— STATED GOAL —
State how many lines of the records contain the string "Tromsø", and give no other information.

— MATERIAL FOR THE TASK —
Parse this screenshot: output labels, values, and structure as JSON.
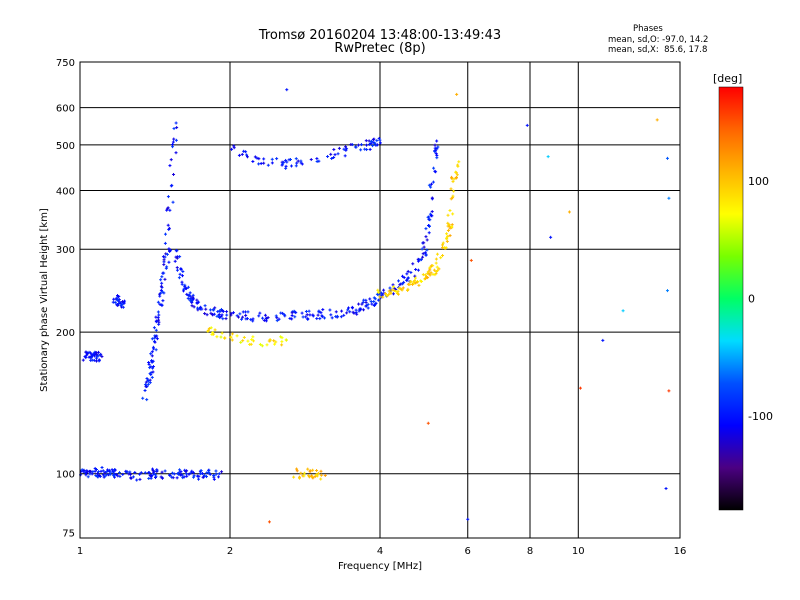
{
  "header": {
    "title_line1": "Tromsø 20160204 13:48:00-13:49:43",
    "title_line2": "RwPretec (8p)",
    "stats_title": "Phases",
    "stats_o": "mean, sd,O: -97.0, 14.2",
    "stats_x": "mean, sd,X:  85.6, 17.8"
  },
  "colorbar": {
    "unit_label": "[deg]",
    "ticks": [
      {
        "value": 100,
        "label": "100"
      },
      {
        "value": 0,
        "label": "0"
      },
      {
        "value": -100,
        "label": "-100"
      }
    ],
    "range": [
      -180,
      180
    ],
    "stops": [
      "#000000",
      "#4b0082",
      "#0000ff",
      "#0050ff",
      "#00dcff",
      "#00ff64",
      "#78ff00",
      "#ffff00",
      "#ffb400",
      "#ff6400",
      "#ff0000"
    ]
  },
  "chart_data": {
    "type": "scatter",
    "title": "Tromsø 20160204 13:48:00-13:49:43",
    "subtitle": "RwPretec (8p)",
    "xlabel": "Frequency [MHz]",
    "ylabel": "Stationary phase Virtual Height [km]",
    "x_scale": "log",
    "y_scale": "log",
    "xlim": [
      1,
      16
    ],
    "ylim": [
      73,
      750
    ],
    "x_ticks": [
      1,
      2,
      4,
      6,
      8,
      10,
      16
    ],
    "y_ticks": [
      75,
      100,
      200,
      300,
      400,
      500,
      600,
      750
    ],
    "grid": true,
    "color_encodes": "phase [deg]",
    "traces": [
      {
        "x": [
          1.0,
          1.05,
          1.1,
          1.15,
          1.2,
          1.3,
          1.4,
          1.5,
          1.6,
          1.7,
          1.8,
          1.9
        ],
        "y": [
          100,
          100,
          101,
          100,
          100,
          99,
          100,
          100,
          100,
          99,
          100,
          99
        ],
        "phase": -100
      },
      {
        "x": [
          1.02,
          1.05,
          1.08,
          1.1
        ],
        "y": [
          178,
          177,
          178,
          177
        ],
        "phase": -100
      },
      {
        "x": [
          1.18,
          1.2,
          1.22
        ],
        "y": [
          236,
          232,
          228
        ],
        "phase": -100
      },
      {
        "x": [
          1.35,
          1.38,
          1.4,
          1.42,
          1.45,
          1.47,
          1.5,
          1.52,
          1.55
        ],
        "y": [
          145,
          160,
          180,
          200,
          230,
          260,
          300,
          400,
          550
        ],
        "phase": -100
      },
      {
        "x": [
          1.55,
          1.6,
          1.65,
          1.7,
          1.8,
          1.9,
          2.0,
          2.2,
          2.5,
          2.8,
          3.0,
          3.3,
          3.6,
          3.8,
          4.0,
          4.3,
          4.6,
          4.9,
          5.0,
          5.1,
          5.2
        ],
        "y": [
          300,
          260,
          240,
          230,
          222,
          219,
          217,
          216,
          216,
          217,
          218,
          220,
          224,
          230,
          238,
          250,
          265,
          290,
          340,
          430,
          500
        ],
        "phase": -100
      },
      {
        "x": [
          2.0,
          2.3,
          2.6,
          3.0,
          3.5,
          3.8,
          4.0
        ],
        "y": [
          490,
          460,
          455,
          465,
          490,
          500,
          510
        ],
        "phase": -100
      },
      {
        "x": [
          4.0,
          4.3,
          4.6,
          4.9,
          5.1,
          5.3,
          5.5,
          5.6,
          5.7
        ],
        "y": [
          240,
          245,
          252,
          260,
          270,
          290,
          330,
          400,
          460
        ],
        "phase": 95
      },
      {
        "x": [
          1.8,
          2.0,
          2.3,
          2.6
        ],
        "y": [
          200,
          195,
          190,
          192
        ],
        "phase": 80
      },
      {
        "x": [
          2.7,
          2.9,
          3.1
        ],
        "y": [
          100,
          100,
          99
        ],
        "phase": 100
      }
    ],
    "scattered_points": [
      {
        "x": 2.6,
        "y": 655,
        "phase": -100
      },
      {
        "x": 5.7,
        "y": 640,
        "phase": 110
      },
      {
        "x": 7.9,
        "y": 550,
        "phase": -100
      },
      {
        "x": 8.7,
        "y": 472,
        "phase": -40
      },
      {
        "x": 9.6,
        "y": 360,
        "phase": 110
      },
      {
        "x": 8.8,
        "y": 318,
        "phase": -100
      },
      {
        "x": 15.1,
        "y": 468,
        "phase": -70
      },
      {
        "x": 15.2,
        "y": 385,
        "phase": -60
      },
      {
        "x": 15.1,
        "y": 245,
        "phase": -60
      },
      {
        "x": 12.3,
        "y": 222,
        "phase": -40
      },
      {
        "x": 11.2,
        "y": 192,
        "phase": -100
      },
      {
        "x": 10.1,
        "y": 152,
        "phase": 160
      },
      {
        "x": 15.2,
        "y": 150,
        "phase": 160
      },
      {
        "x": 15.0,
        "y": 93,
        "phase": -100
      },
      {
        "x": 6.0,
        "y": 80,
        "phase": -100
      },
      {
        "x": 5.0,
        "y": 128,
        "phase": 150
      },
      {
        "x": 14.4,
        "y": 565,
        "phase": 110
      },
      {
        "x": 6.1,
        "y": 284,
        "phase": 150
      },
      {
        "x": 2.4,
        "y": 79,
        "phase": 150
      }
    ]
  }
}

— SOLUTION TO THE EXERCISE —
2